### Source document:
-- begin --

SECOND AMENDMENT TO THE AMENDED AND RESTATED EXECUTIVE EMPLOYMENT AGREEMENT
Exhibit 10.4
SECOND AMENDMENT TO THE AMENDED AND RESTATED EXECUTIVE EMPLOYMENT AGREEMENT
This Second Amendment to the Amended and Restated Executive Employment Agreement (this “Amendment”) is made as of July 28, 2014, by and between MusclePharm Corporation, a Nevada corporation (the “Company”), and Xxxxxxx Xxxxxxxxx (the “Executive”).
WHEREAS, the Company and the Executive desire to amend the compensation and term provisions set forth in the Amended and Restated Executive Employment Agreement dated September 30, 2013, as amended by the First Amendment to the Amended and Restated Executive Employment Agreement dated December 30, 2013 between the Company and the Executive (together, the “Original Agreement”) and as amended by this Amendment (the “Amended Agreement”);
NOW, THEREFORE, in consideration of the foregoing promises and the mutual covenants herein contained, the parties hereto, intending to be legally bound, agree as follows:
1. Definitions. Capitalized terms used and not defined in this Amendment have the respective meanings assigned to them in the Original Agreement.
2. Amendment to SECTIon 1.1 of the ORiginal Agreement. Section 1.1 of the Original Agreement shall be restated in its entirety and read as follows:
“1.1 Employment. The Company hereby agrees to employ Executive as President of the Company and Executive hereby accepts such employment as of the Start Date pursuant to the terms, covenants and conditions set forth herein. Executive shall report directly to the Chief Executive Officer ("CEO") of the Company.”
3. AMENDMENT TO SECTION 1.2 OF THE ORIGINAL AGREEMENT. Section 1.2 of the Original Agreement shall be restated in its entirety and read as follows:
“1.2 Duties. Executive shall have the overall responsibility as the President of the Company and its operations, and shall perform all duties and responsibilities and have such powers which are commonly incident to the offices and positions held by him, as well as any additional responsibilities and authority as may be from time to time assigned or delegated to him by the CEO and the Board. Executive shall perform the duties assigned to him to the best of his ability and in a manner satisfactory to the Company.”

-- end --

### Tasks:
- 1) List every term that the employment agreement amendment defines in parentheses and quotation marks.
- 2) In the employment agreement amendment, take the passage starting with "WHEREAS, the Company" and going on through "in the Original Agreement.", and rewrite it with "covenants" changed to "agreements".
- 3) Go on with the employment agreement amendment from the point where it stops.

### Given data:
-- begin --

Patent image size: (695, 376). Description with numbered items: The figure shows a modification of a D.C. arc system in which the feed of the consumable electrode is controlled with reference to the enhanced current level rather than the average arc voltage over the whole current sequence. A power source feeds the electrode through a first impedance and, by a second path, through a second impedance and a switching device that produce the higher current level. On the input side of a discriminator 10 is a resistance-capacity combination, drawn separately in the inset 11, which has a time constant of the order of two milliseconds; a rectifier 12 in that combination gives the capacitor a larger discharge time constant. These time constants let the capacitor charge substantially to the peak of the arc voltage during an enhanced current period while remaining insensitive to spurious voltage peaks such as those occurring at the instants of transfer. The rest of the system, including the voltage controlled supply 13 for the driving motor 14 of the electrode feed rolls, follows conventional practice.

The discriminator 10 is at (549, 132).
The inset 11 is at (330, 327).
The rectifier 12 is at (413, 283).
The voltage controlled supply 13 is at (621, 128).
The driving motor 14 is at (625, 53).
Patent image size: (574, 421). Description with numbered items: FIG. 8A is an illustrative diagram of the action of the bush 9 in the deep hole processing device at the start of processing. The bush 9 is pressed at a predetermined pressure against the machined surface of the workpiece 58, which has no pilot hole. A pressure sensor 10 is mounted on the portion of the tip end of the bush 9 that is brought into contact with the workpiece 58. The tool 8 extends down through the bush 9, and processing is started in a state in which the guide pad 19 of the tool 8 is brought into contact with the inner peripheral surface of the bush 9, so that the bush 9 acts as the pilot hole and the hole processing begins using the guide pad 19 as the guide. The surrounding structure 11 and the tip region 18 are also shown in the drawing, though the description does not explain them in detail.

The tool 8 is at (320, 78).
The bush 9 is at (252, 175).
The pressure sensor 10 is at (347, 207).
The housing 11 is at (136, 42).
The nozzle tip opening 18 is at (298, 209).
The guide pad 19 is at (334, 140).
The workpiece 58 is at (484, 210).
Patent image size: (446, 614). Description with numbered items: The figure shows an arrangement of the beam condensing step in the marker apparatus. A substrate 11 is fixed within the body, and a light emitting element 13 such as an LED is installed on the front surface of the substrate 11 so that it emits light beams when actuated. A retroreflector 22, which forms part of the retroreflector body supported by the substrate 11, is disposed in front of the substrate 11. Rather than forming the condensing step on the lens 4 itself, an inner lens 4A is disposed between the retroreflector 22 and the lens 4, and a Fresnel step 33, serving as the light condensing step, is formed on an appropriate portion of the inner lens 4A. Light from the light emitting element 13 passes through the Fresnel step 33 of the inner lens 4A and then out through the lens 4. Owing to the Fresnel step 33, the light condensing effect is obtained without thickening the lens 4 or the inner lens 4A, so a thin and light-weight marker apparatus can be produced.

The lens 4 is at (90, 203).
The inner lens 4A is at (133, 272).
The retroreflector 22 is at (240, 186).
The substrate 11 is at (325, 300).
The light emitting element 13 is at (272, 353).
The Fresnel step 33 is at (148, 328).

-- end --

### Results of the exercise:
- 1) Amendment, Company, Executive, Original Agreement, Amended Agreement, CEO

- 2)
WHEREAS, the Company and the Executive desire to amend the compensation and term provisions set forth in the Amended and Restated Executive Employment Agreement dated September 30, 2013, as amended by the First Amendment to the Amended and Restated Executive Employment Agreement dated December 30, 2013 between the Company and the Executive (together, the “Original Agreement”) and as amended by this Amendment (the “Amended Agreement”);
NOW, THEREFORE, in consideration of the foregoing promises and the mutual agreements herein contained, the parties hereto, intending to be legally bound, agree as follows:
1. Definitions. Capitalized terms used and not defined in this Amendment have the respective meanings assigned to them in the Original Agreement.

- 3)
4. AMENDMENT TO SECTION 2 OF THE ORIGINAL AGREEMENT. Section 2 of the Original Agreement shall be restated in its entirety and read as follows:
“Unless earlier terminated as provided in Section 5, the Company shall employ Executive in the capacity set forth herein for a term commencing on April 7, 2014 and ending on December 31, 2018 (such period as may be terminated earlier or extended to be referred to herein as the “Term”).”
5. AMENDMENT TO SECTION 3.1 OF THE ORIGINAL AGREEMENT. Section 3.1 of the Original Agreement shall be restated in its entirety and read as follows:
“3.1 Base Salary. Executive shall be paid an annual base salary of three hundred dollars ($300,000) (and further adjusted in accordance with the provisions of this Agreement, the “Adjusted Base Salary”) beginning on April 16, 2014 and payable at such intervals as may be established by the Company for payment of its employees under its normal payroll practices. Salary payments shall be subject to all applicable federal and state withholding, payroll, and other taxes, and all applicable deductions for benefits as may be required by law or Executive’s authorization. Executive’s Base Salary will be reviewed at least annually by the Compensation Committee (the “Committee”) of the Board and may be increased at the discretion of the Committee.”
6. AMENDMENT TO SECTION 3.2 OF THE ORIGINAL AGREEMENT. Section 3.2 of the Original Agreement shall be restated in its entirety and read as follows:
“3.2 Bonus. In addition to Base Salary, Executive shall be eligible to receive one or more cash bonuses to be determined by the Committee in its sole discretion based on performance criteria to be adopted by the Committee, with a potential bonus pool of $325,000 per year, which may be adjusted at the discretion of the Committee.. Any such bonus or bonuses shall be subject to all applicable federal and state withholding, payroll and other taxes, and all applicable deductions for benefits as may be required by law, and shall be paid to Executive no later than the 15th day of the third calendar month following the end of the fiscal year (or other performance period) with respect to which the bonus relates.”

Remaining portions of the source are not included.